→ **Information supplied**
● ● ● ● ● ● ●

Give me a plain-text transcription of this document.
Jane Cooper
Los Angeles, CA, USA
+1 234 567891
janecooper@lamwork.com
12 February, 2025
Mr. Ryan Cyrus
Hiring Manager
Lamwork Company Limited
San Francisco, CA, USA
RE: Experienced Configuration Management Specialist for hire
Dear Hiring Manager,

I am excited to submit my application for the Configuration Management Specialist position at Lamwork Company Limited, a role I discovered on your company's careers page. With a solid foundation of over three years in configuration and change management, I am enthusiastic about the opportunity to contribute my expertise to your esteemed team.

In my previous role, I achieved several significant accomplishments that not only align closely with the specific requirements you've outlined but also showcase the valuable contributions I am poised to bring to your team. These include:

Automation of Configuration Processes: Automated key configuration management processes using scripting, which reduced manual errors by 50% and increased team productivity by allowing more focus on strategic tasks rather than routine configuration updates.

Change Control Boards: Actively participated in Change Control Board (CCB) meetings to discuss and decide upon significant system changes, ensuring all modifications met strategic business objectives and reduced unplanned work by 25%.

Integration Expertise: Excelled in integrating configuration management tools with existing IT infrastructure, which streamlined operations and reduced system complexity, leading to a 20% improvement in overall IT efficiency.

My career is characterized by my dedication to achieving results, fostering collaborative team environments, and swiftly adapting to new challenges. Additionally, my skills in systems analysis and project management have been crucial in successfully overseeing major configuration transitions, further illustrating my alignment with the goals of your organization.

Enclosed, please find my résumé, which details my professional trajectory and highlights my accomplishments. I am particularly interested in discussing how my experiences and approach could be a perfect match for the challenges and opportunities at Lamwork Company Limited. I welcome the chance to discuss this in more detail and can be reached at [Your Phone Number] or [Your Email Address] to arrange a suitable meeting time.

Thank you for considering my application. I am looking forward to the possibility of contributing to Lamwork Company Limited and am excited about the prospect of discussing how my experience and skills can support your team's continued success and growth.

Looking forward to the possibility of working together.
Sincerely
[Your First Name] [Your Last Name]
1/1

● ● ● ● ● ● ●

Return each line of the listing that holds the string "this".

Give me a plain-text transcription of this document.
Enclosed, please find my résumé, which details my professional trajectory and highlights my accomplishments. I am particularly interested in discussing how my experiences and approach could be a perfect match for the challenges and opportunities at Lamwork Company Limited. I welcome the chance to discuss this in more detail and can be reached at [Your Phone Number] or [Your Email Address] to arrange a suitable meeting time.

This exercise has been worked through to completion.